RECORDS SHOWN —
▬▬▬▬▬▬

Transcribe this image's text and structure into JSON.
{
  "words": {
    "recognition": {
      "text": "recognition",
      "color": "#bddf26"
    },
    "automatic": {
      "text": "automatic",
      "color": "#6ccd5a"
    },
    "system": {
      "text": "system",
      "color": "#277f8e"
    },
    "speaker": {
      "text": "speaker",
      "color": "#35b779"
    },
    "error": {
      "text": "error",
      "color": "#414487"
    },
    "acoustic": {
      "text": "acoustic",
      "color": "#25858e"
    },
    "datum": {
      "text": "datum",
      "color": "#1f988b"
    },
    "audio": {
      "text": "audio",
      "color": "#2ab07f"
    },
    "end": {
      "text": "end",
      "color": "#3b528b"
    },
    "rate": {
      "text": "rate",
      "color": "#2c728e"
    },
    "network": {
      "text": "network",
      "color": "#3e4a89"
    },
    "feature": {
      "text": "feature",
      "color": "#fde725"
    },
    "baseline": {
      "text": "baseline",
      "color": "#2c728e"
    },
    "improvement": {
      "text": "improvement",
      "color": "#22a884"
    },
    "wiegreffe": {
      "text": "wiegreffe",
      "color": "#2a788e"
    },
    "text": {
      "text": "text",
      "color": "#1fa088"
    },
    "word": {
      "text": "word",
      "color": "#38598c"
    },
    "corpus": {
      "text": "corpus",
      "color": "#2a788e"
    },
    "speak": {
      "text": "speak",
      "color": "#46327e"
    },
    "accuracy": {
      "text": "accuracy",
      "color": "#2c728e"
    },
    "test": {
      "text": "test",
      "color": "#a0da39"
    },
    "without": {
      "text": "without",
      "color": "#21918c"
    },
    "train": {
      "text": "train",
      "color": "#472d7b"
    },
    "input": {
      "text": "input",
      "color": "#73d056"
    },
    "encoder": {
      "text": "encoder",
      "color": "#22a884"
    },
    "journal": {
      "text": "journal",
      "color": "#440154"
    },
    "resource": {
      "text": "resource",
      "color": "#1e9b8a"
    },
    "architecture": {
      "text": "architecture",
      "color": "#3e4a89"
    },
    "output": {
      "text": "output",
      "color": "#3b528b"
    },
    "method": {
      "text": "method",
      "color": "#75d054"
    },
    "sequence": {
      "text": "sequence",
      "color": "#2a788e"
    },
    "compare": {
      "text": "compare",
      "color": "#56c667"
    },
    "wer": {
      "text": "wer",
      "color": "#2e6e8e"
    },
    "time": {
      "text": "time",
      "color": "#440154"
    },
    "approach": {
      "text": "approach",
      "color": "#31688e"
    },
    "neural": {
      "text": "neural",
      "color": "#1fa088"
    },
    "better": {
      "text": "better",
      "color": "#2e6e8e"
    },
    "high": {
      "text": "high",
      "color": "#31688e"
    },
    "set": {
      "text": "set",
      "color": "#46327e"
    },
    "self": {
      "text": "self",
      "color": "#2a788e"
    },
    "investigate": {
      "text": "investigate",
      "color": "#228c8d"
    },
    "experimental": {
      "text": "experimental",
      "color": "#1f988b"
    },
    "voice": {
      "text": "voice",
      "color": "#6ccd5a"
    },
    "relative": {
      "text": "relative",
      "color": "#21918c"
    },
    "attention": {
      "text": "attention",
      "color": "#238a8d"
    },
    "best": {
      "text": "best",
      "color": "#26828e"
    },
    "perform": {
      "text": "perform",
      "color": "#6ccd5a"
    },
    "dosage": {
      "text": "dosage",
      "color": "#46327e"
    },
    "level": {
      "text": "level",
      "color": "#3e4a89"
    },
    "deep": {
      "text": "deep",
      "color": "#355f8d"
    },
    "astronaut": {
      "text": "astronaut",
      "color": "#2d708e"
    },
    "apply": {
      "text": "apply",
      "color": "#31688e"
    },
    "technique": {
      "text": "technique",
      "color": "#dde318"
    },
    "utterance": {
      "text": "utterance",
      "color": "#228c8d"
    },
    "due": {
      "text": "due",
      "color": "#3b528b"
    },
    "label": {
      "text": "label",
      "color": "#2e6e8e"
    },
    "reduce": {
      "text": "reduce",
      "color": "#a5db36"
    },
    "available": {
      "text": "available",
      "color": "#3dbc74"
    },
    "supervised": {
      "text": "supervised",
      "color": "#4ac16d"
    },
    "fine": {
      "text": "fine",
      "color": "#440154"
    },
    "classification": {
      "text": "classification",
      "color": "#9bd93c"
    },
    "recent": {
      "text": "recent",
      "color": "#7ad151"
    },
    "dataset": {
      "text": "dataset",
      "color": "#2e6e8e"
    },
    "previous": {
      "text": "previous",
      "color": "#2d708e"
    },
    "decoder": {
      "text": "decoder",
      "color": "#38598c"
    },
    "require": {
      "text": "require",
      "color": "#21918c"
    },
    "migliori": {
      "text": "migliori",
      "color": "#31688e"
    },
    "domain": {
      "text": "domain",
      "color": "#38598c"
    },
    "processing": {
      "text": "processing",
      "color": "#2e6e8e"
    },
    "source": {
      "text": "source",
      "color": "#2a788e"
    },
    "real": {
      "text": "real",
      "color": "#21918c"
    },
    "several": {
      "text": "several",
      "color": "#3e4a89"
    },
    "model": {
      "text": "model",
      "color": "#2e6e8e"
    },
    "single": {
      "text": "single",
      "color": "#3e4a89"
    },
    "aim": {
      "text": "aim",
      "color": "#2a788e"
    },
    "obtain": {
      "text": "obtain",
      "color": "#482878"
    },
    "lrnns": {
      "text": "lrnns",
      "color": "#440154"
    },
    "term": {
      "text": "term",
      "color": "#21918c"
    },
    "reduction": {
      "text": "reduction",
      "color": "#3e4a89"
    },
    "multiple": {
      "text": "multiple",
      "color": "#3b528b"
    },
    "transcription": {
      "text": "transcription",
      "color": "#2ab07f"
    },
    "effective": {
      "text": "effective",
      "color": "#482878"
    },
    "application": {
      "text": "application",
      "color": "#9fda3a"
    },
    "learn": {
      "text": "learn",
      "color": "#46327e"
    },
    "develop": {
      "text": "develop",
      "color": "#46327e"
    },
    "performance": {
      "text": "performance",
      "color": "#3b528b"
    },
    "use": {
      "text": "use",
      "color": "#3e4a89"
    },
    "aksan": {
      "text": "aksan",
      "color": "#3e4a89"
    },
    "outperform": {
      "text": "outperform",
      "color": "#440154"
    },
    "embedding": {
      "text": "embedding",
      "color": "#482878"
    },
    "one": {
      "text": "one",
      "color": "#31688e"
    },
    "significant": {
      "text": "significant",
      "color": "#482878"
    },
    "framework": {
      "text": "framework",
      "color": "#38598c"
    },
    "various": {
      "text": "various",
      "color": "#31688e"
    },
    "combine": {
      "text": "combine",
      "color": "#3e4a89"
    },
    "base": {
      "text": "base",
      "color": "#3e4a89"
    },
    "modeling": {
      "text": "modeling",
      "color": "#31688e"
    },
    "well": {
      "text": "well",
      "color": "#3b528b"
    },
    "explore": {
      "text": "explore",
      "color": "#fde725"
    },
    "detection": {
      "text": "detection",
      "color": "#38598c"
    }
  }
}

▬▬▬▬▬▬

PROBLEM DESCRIPTION — All of the data needs to be printed once more, exactly.

OUTPUT FOR THIS TASK —
Transcribe this image's text and structure into JSON.
{
  "words": {
    "recognition": {
      "text": "recognition",
      "color": "#bddf26"
    },
    "automatic": {
      "text": "automatic",
      "color": "#6ccd5a"
    },
    "system": {
      "text": "system",
      "color": "#277f8e"
    },
    "speaker": {
      "text": "speaker",
      "color": "#35b779"
    },
    "error": {
      "text": "error",
      "color": "#414487"
    },
    "acoustic": {
      "text": "acoustic",
      "color": "#25858e"
    },
    "datum": {
      "text": "datum",
      "color": "#1f988b"
    },
    "audio": {
      "text": "audio",
      "color": "#2ab07f"
    },
    "end": {
      "text": "end",
      "color": "#3b528b"
    },
    "rate": {
      "text": "rate",
      "color": "#2c728e"
    },
    "network": {
      "text": "network",
      "color": "#3e4a89"
    },
    "feature": {
      "text": "feature",
      "color": "#fde725"
    },
    "baseline": {
      "text": "baseline",
      "color": "#2c728e"
    },
    "improvement": {
      "text": "improvement",
      "color": "#22a884"
    },
    "wiegreffe": {
      "text": "wiegreffe",
      "color": "#2a788e"
    },
    "text": {
      "text": "text",
      "color": "#1fa088"
    },
    "word": {
      "text": "word",
      "color": "#38598c"
    },
    "corpus": {
      "text": "corpus",
      "color": "#2a788e"
    },
    "speak": {
      "text": "speak",
      "color": "#46327e"
    },
    "accuracy": {
      "text": "accuracy",
      "color": "#2c728e"
    },
    "test": {
      "text": "test",
      "color": "#a0da39"
    },
    "without": {
      "text": "without",
      "color": "#21918c"
    },
    "train": {
      "text": "train",
      "color": "#472d7b"
    },
    "input": {
      "text": "input",
      "color": "#73d056"
    },
    "encoder": {
      "text": "encoder",
      "color": "#22a884"
    },
    "journal": {
      "text": "journal",
      "color": "#440154"
    },
    "resource": {
      "text": "resource",
      "color": "#1e9b8a"
    },
    "architecture": {
      "text": "architecture",
      "color": "#3e4a89"
    },
    "output": {
      "text": "output",
      "color": "#3b528b"
    },
    "method": {
      "text": "method",
      "color": "#75d054"
    },
    "sequence": {
      "text": "sequence",
      "color": "#2a788e"
    },
    "compare": {
      "text": "compare",
      "color": "#56c667"
    },
    "wer": {
      "text": "wer",
      "color": "#2e6e8e"
    },
    "time": {
      "text": "time",
      "color": "#440154"
    },
    "approach": {
      "text": "approach",
      "color": "#31688e"
    },
    "neural": {
      "text": "neural",
      "color": "#1fa088"
    },
    "better": {
      "text": "better",
      "color": "#2e6e8e"
    },
    "high": {
      "text": "high",
      "color": "#31688e"
    },
    "set": {
      "text": "set",
      "color": "#46327e"
    },
    "self": {
      "text": "self",
      "color": "#2a788e"
    },
    "investigate": {
      "text": "investigate",
      "color": "#228c8d"
    },
    "experimental": {
      "text": "experimental",
      "color": "#1f988b"
    },
    "voice": {
      "text": "voice",
      "color": "#6ccd5a"
    },
    "relative": {
      "text": "relative",
      "color": "#21918c"
    },
    "attention": {
      "text": "attention",
      "color": "#238a8d"
    },
    "best": {
      "text": "best",
      "color": "#26828e"
    },
    "perform": {
      "text": "perform",
      "color": "#6ccd5a"
    },
    "dosage": {
      "text": "dosage",
      "color": "#46327e"
    },
    "level": {
      "text": "level",
      "color": "#3e4a89"
    },
    "deep": {
      "text": "deep",
      "color": "#355f8d"
    },
    "astronaut": {
      "text": "astronaut",
      "color": "#2d708e"
    },
    "apply": {
      "text": "apply",
      "color": "#31688e"
    },
    "technique": {
      "text": "technique",
      "color": "#dde318"
    },
    "utterance": {
      "text": "utterance",
      "color": "#228c8d"
    },
    "due": {
      "text": "due",
      "color": "#3b528b"
    },
    "label": {
      "text": "label",
      "color": "#2e6e8e"
    },
    "reduce": {
      "text": "reduce",
      "color": "#a5db36"
    },
    "available": {
      "text": "available",
      "color": "#3dbc74"
    },
    "supervised": {
      "text": "supervised",
      "color": "#4ac16d"
    },
    "fine": {
      "text": "fine",
      "color": "#440154"
    },
    "classification": {
      "text": "classification",
      "color": "#9bd93c"
    },
    "recent": {
      "text": "recent",
      "color": "#7ad151"
    },
    "dataset": {
      "text": "dataset",
      "color": "#2e6e8e"
    },
    "previous": {
      "text": "previous",
      "color": "#2d708e"
    },
    "decoder": {
      "text": "decoder",
      "color": "#38598c"
    },
    "require": {
      "text": "require",
      "color": "#21918c"
    },
    "migliori": {
      "text": "migliori",
      "color": "#31688e"
    },
    "domain": {
      "text": "domain",
      "color": "#38598c"
    },
    "processing": {
      "text": "processing",
      "color": "#2e6e8e"
    },
    "source": {
      "text": "source",
      "color": "#2a788e"
    },
    "real": {
      "text": "real",
      "color": "#21918c"
    },
    "several": {
      "text": "several",
      "color": "#3e4a89"
    },
    "model": {
      "text": "model",
      "color": "#2e6e8e"
    },
    "single": {
      "text": "single",
      "color": "#3e4a89"
    },
    "aim": {
      "text": "aim",
      "color": "#2a788e"
    },
    "obtain": {
      "text": "obtain",
      "color": "#482878"
    },
    "lrnns": {
      "text": "lrnns",
      "color": "#440154"
    },
    "term": {
      "text": "term",
      "color": "#21918c"
    },
    "reduction": {
      "text": "reduction",
      "color": "#3e4a89"
    },
    "multiple": {
      "text": "multiple",
      "color": "#3b528b"
    },
    "transcription": {
      "text": "transcription",
      "color": "#2ab07f"
    },
    "effective": {
      "text": "effective",
      "color": "#482878"
    },
    "application": {
      "text": "application",
      "color": "#9fda3a"
    },
    "learn": {
      "text": "learn",
      "color": "#46327e"
    },
    "develop": {
      "text": "develop",
      "color": "#46327e"
    },
    "performance": {
      "text": "performance",
      "color": "#3b528b"
    },
    "use": {
      "text": "use",
      "color": "#3e4a89"
    },
    "aksan": {
      "text": "aksan",
      "color": "#3e4a89"
    },
    "outperform": {
      "text": "outperform",
      "color": "#440154"
    },
    "embedding": {
      "text": "embedding",
      "color": "#482878"
    },
    "one": {
      "text": "one",
      "color": "#31688e"
    },
    "significant": {
      "text": "significant",
      "color": "#482878"
    },
    "framework": {
      "text": "framework",
      "color": "#38598c"
    },
    "various": {
      "text": "various",
      "color": "#31688e"
    },
    "combine": {
      "text": "combine",
      "color": "#3e4a89"
    },
    "base": {
      "text": "base",
      "color": "#3e4a89"
    },
    "modeling": {
      "text": "modeling",
      "color": "#31688e"
    },
    "well": {
      "text": "well",
      "color": "#3b528b"
    },
    "explore": {
      "text": "explore",
      "color": "#fde725"
    },
    "detection": {
      "text": "detection",
      "color": "#38598c"
    }
  }
}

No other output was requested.